------ Data rows ------

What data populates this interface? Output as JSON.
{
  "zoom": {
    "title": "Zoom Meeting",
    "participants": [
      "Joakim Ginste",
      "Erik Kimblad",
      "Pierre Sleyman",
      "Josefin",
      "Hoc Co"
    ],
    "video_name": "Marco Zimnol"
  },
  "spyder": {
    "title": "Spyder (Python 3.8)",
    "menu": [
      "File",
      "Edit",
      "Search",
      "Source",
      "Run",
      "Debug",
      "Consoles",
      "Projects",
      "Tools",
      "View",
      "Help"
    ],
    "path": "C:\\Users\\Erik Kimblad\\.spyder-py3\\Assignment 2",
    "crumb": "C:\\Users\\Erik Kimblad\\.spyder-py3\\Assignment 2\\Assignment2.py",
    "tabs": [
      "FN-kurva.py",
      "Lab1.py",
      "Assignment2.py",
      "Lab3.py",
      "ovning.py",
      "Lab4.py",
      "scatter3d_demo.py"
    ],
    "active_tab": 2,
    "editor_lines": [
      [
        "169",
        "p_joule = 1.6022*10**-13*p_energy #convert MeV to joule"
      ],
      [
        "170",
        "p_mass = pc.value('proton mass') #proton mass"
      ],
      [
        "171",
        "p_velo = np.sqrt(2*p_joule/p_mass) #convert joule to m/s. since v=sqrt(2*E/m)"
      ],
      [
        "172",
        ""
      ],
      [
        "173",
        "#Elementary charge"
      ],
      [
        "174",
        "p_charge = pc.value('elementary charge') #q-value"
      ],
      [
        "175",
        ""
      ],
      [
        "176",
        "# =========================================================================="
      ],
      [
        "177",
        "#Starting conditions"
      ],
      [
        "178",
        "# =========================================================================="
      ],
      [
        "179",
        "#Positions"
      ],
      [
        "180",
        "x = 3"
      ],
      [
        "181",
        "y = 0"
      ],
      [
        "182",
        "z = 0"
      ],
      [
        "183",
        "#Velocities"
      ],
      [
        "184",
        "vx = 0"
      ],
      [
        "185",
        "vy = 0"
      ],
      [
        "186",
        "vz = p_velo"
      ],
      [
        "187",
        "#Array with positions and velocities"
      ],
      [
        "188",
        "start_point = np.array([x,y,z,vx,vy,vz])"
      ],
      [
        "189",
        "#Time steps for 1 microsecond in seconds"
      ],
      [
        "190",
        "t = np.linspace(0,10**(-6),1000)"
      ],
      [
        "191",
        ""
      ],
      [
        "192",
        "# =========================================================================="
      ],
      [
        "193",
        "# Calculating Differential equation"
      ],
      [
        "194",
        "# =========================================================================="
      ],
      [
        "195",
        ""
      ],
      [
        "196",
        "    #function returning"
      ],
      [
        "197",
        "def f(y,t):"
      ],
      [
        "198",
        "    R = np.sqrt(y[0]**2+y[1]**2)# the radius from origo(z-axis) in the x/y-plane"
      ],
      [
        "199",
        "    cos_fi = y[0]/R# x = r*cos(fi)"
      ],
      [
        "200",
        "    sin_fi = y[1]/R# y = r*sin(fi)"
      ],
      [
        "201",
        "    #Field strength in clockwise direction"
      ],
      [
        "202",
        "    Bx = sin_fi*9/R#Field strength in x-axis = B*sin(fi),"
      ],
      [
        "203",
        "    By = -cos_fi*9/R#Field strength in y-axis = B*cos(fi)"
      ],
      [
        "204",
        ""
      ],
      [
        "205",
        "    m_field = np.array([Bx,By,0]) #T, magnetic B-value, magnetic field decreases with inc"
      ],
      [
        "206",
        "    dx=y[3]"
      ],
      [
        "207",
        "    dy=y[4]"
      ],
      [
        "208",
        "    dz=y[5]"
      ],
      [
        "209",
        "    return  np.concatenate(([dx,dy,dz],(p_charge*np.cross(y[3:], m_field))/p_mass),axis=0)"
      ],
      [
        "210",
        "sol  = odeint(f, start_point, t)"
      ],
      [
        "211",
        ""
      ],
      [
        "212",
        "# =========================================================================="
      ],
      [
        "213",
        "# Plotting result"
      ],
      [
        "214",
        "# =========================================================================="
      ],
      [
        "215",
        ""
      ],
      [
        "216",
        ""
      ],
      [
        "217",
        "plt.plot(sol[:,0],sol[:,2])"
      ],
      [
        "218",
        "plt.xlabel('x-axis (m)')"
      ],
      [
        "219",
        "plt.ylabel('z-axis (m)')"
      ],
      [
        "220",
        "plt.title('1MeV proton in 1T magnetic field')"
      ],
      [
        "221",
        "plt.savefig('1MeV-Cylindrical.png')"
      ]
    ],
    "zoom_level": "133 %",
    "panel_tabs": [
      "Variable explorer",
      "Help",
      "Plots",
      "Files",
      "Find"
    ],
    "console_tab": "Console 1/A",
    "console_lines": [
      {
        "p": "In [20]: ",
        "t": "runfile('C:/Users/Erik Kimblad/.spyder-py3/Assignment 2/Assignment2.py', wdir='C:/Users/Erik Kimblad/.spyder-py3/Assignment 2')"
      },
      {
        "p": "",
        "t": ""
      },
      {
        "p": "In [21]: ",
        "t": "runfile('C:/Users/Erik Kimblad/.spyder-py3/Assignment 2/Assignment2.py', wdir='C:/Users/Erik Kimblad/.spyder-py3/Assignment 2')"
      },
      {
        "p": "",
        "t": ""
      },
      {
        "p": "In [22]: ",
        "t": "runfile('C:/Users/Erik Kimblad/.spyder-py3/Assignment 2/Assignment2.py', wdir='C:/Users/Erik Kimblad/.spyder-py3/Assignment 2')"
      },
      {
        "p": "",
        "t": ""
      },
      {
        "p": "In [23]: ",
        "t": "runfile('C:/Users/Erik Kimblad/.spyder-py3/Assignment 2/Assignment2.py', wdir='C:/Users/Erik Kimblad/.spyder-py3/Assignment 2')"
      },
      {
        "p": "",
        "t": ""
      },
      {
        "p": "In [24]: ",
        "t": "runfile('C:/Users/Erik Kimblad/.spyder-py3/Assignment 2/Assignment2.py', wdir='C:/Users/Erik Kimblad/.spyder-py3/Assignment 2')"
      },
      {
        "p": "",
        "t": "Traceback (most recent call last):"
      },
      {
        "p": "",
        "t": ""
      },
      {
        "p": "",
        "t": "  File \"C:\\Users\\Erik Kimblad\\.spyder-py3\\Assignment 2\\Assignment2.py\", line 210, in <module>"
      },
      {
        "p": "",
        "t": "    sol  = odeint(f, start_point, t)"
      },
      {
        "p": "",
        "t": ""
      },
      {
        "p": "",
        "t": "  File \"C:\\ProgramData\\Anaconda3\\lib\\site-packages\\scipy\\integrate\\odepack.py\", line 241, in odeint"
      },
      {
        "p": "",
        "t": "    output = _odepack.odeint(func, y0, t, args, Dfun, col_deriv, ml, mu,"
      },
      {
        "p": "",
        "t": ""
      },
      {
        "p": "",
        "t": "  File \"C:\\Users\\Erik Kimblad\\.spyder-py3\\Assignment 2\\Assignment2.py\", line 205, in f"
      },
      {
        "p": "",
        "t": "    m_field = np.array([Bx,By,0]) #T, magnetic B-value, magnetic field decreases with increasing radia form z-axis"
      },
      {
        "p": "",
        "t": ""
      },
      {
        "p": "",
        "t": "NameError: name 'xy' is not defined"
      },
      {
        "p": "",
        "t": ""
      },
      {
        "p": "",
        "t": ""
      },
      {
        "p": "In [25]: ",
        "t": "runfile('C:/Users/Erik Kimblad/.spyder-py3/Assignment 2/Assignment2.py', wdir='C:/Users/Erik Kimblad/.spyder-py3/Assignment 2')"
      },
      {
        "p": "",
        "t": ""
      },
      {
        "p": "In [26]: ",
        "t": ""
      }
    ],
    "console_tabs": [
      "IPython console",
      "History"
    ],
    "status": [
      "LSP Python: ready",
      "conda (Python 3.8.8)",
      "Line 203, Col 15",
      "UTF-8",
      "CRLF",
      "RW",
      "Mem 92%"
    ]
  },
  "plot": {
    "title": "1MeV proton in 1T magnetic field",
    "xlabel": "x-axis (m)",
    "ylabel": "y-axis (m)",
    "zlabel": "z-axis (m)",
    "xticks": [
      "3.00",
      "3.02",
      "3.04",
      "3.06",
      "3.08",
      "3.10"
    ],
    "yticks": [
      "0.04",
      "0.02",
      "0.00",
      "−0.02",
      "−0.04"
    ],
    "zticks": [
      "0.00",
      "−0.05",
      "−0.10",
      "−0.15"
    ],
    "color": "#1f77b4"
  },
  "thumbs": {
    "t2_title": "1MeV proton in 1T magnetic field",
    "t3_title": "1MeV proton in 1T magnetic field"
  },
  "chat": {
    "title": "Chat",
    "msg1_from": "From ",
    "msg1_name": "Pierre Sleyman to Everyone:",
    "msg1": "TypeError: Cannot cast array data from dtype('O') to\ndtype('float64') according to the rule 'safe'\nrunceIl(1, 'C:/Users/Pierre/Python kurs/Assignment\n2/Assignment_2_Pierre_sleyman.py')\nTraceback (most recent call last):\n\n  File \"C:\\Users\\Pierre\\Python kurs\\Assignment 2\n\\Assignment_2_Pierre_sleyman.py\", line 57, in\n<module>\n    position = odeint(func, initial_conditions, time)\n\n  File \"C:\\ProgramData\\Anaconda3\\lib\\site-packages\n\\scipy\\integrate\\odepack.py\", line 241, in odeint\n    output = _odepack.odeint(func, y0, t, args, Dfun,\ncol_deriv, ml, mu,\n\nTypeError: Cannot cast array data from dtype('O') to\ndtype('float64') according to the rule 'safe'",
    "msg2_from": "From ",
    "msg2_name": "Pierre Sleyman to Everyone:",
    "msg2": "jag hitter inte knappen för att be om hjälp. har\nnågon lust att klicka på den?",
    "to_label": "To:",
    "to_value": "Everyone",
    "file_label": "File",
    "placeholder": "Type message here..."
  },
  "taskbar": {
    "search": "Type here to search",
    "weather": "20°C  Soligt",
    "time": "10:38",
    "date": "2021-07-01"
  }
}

------

Objective:
Scan the material above for the string "with" and return the lines that hold it.

Result of the exercise:
        "#Array with positions and velocities"
        "    m_field = np.array([Bx,By,0]) #T, magnetic B-value, magnetic field decreases with inc"
        "t": "    m_field = np.array([Bx,By,0]) #T, magnetic B-value, magnetic field decreases with increasing radia form z-axis"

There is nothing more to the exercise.